At the beginning of the appendix of the renown book by K.Gröchenig Introduction to Time-Frequency Analysis, there is a statement called density principle which I believe to be incorrect. I hope I will get some clarifications. This is particularly important because this principle is applied to prove other theorems in the book.
A.1 Density principle. Let $X$ be a dense subspace of $B_1$. Assume that $A:X\to B_2$ is a linear operator that satisfies the inequality $$\|Af\|_{B_2}\leq C\|f\|_{B_1},\qquad \text{ for all }f\in X\qquad (A.1) $$ then (A.1) holds for all $f\in B_1$.
Here, $B_1$ and $B_2$ are Banach spaces. Notice that $A$ is not assumed to be bounded on $B_1$, and this principle is applied elsewhere in the same book without this assumption, so it is not just a typo.
Why I believe the statement is incorrect. If $X$ is infinite dimensional, then it is possible to construct a linear operator $A:B_1\to B_2$ such that $A$ is bounded on $X$, yet unbounded on $B_1$. See for instance here and here. In this case, the inequality (A.1) cannot hold for all $f\in B_1$, yet it does hold for all $f\in X$ for a proper choice of the constant $C$.
The proof proposed in the book.
For every $x\in B_1$ there exists a sequence $f_n \in X$ such that $\lim_{n\to \infty}\|f_n-f\|_{B_1}=0$. Since $\|Af_n-Af_m\|_{B_2}=\|A(f_n-f_m)\|_{B_2}\leq \|A\|_{\text{op}}\|f_m-f_n\|_{B_1}$, $(Af)_{n\in \mathbb{N}}$ is a Cauchy sequence in $B_2$. Therefore $Af_n$ converges in $B_2$ and we may define $Af$ by $Af=\lim_{n\to \infty}Af_n$.

TASK SET:
• a. Quote the density principle passage word for word, taking everything from "At the beginning" down to "theorems in the book.".
• b. Write a continuation of the density principle passage, picking up right after its final sentence.
The data that follow are not needed for anything here.

DATASET:
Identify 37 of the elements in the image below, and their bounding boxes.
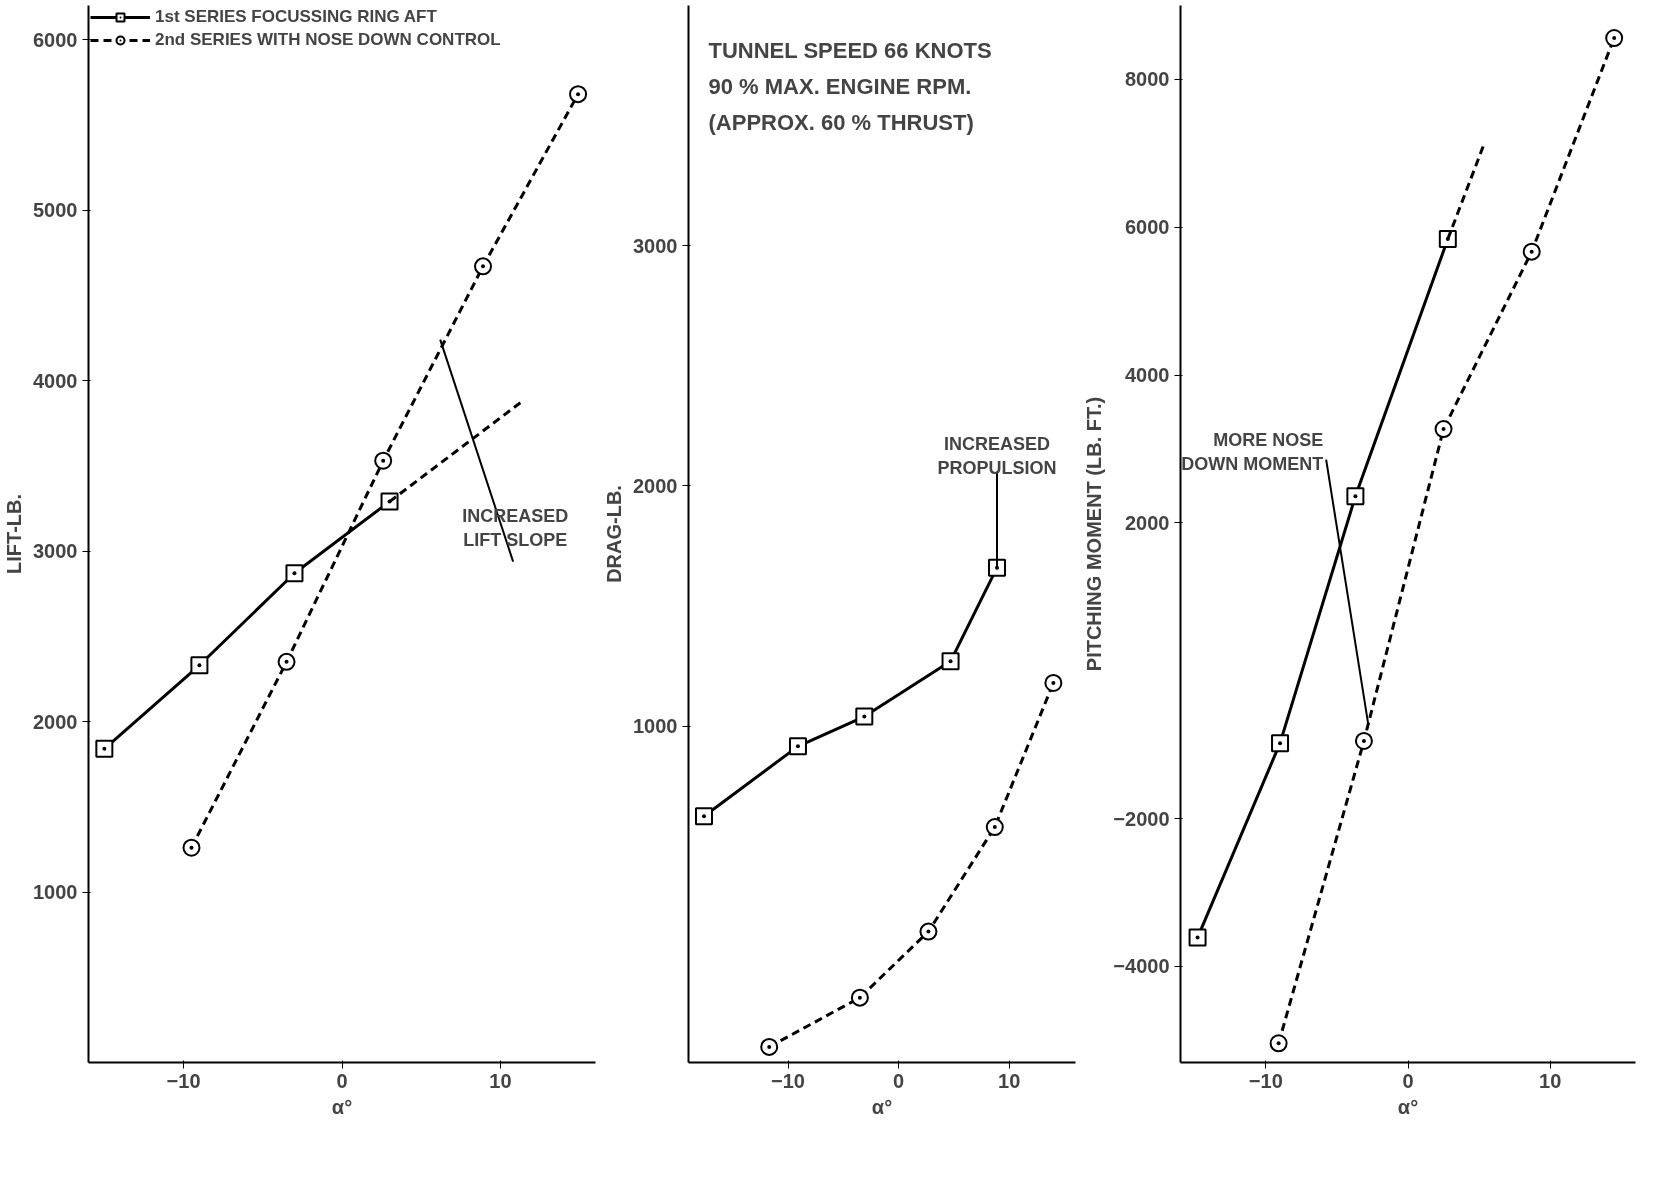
y-tick-label: −2000 xyxy=(1113,807,1170,830)
x-axis-title: α° xyxy=(1397,1095,1419,1118)
annotation: 90 % MAX. ENGINE RPM. xyxy=(708,73,972,99)
y-tick-label: 6000 xyxy=(33,28,78,51)
x-tick-label: 10 xyxy=(489,1069,512,1092)
x-tick-label: −10 xyxy=(1248,1069,1283,1092)
annotation: MORE NOSE DOWN MOMENT xyxy=(1181,429,1324,474)
x-tick-label: −10 xyxy=(771,1069,805,1092)
x-tick-label: 10 xyxy=(998,1069,1021,1092)
x-tick-label: 10 xyxy=(1539,1069,1562,1092)
y-tick-label: 2000 xyxy=(1125,511,1170,534)
annotation: INCREASED PROPULSION xyxy=(937,433,1057,478)
y-tick-label: 6000 xyxy=(1125,216,1170,239)
y-tick-label: 2000 xyxy=(633,474,678,497)
x-tick-label: 0 xyxy=(336,1069,348,1092)
y-tick-label: 5000 xyxy=(33,199,78,222)
x-axis-title: α° xyxy=(331,1095,353,1118)
annotation: TUNNEL SPEED 66 KNOTS xyxy=(708,37,992,63)
y-tick-label: 8000 xyxy=(1125,68,1170,91)
y-axis-title: DRAG-LB. xyxy=(603,485,626,583)
y-tick-label: 4000 xyxy=(1125,364,1170,387)
y-tick-label: 3000 xyxy=(633,234,678,257)
x-axis-title: α° xyxy=(871,1095,893,1118)
y-axis-title: PITCHING MOMENT (LB. FT.) xyxy=(1083,396,1106,672)
y-tick-label: 1000 xyxy=(33,881,78,904)
y-tick-label: 1000 xyxy=(633,715,678,738)
y-tick-label: 2000 xyxy=(33,710,78,733)
y-tick-label: 4000 xyxy=(33,369,78,392)
y-tick-label: 3000 xyxy=(33,540,78,563)
y-axis-title: LIFT-LB. xyxy=(3,494,26,574)
x-tick-label: 0 xyxy=(893,1069,905,1092)
x-tick-label: 0 xyxy=(1402,1069,1414,1092)
x-tick-label: −10 xyxy=(166,1069,201,1092)
y-tick-label: −4000 xyxy=(1113,955,1170,978)
legend-label: 1st SERIES FOCUSSING RING AFT xyxy=(155,7,437,27)
legend-label: 2nd SERIES WITH NOSE DOWN CONTROL xyxy=(155,30,501,50)
annotation: (APPROX. 60 % THRUST) xyxy=(708,109,974,135)
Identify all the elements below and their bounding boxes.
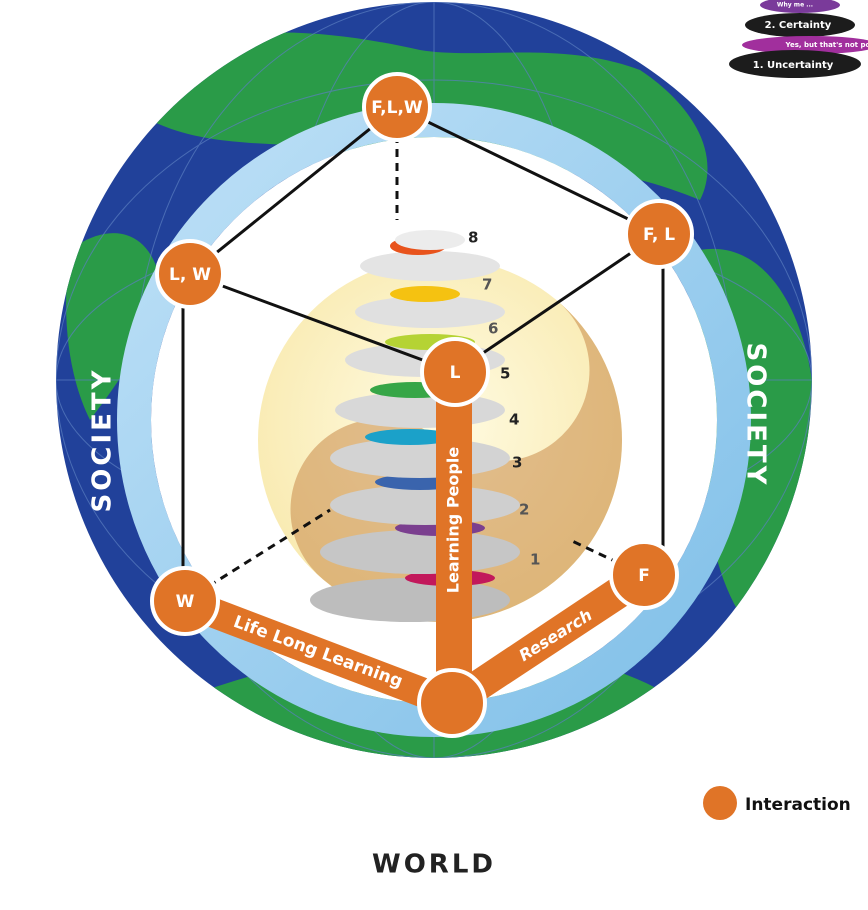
level-number: 3	[512, 454, 522, 472]
level-number: 4	[509, 411, 519, 429]
node-label: L	[450, 363, 461, 383]
paths	[180, 372, 654, 718]
node-label: F	[638, 566, 650, 586]
level-number: 6	[488, 320, 498, 338]
path-label: Learning People	[444, 447, 463, 594]
legend-label: Interaction	[745, 795, 851, 815]
stack-item: Why me ...	[777, 2, 813, 9]
level-number: 7	[482, 276, 492, 294]
node	[417, 668, 487, 738]
node: W	[150, 566, 220, 636]
node: L	[420, 337, 490, 407]
level-number: 8	[468, 229, 478, 247]
level-number: 5	[500, 365, 510, 383]
node-label: F,L,W	[371, 98, 423, 118]
stack-item: Yes, but that's not pos	[785, 41, 868, 49]
node-label: W	[176, 592, 195, 612]
node-label: F, L	[643, 225, 675, 245]
footer-label: WORLD	[372, 850, 496, 880]
spiral-levels: 1 2 3 4 5 6 7 8	[468, 229, 540, 569]
side-label: SOCIETY	[741, 343, 771, 488]
stack: Why me ... 2. Certainty Yes, but that's …	[729, 0, 868, 78]
cube-edges	[181, 105, 665, 603]
stack-item: 2. Certainty	[765, 20, 832, 31]
level-number: 1	[530, 551, 540, 569]
node: F,L,W	[362, 72, 432, 142]
level-number: 2	[519, 501, 529, 519]
stack-item: 1. Uncertainty	[753, 60, 834, 71]
legend-marker	[703, 786, 737, 820]
node: L, W	[155, 239, 225, 309]
node: F, L	[624, 199, 694, 269]
node-label: L, W	[169, 265, 211, 285]
side-label: SOCIETY	[88, 368, 118, 513]
node: F	[609, 540, 679, 610]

EXERCISE RESULTS:
• a.
At the beginning of the appendix of the renown book by K.Gröchenig Introduction to Time-Frequency Analysis, there is a statement called density principle which I believe to be incorrect. I hope I will get some clarifications. This is particularly important because this principle is applied to prove other theorems in the book.

• b.
What I believe is wrong with the proof. This argument does not seem to prove the claim. We are starting with an operator that is already defined on $X$, so why would the proof conclude by redefining the operator $A$ on the whole space? This would make sense if we knew that the extension is unique. But this is only guaranteed if we assume that $A$ is bounded on $B_1$, which we have not.
What do you think, MSE?
EDIT: Actually the theorem is correct, although the sentence $(A.1)$ holds for all $f\in B_1$ is rather ambiguous. The issue is that this princple is recalled when proving another theorem (see here) where the operator $A$ was already defined on the whole $B_1$ (not just on $X$), so we cannot apply this principle since it requires to redefine the operator on $B_1\setminus X$.
The statement should be:
Then $A$ has a unique extension to $B_1$ such that (A.1) holds for all $f \in B_1$
with the proof as given.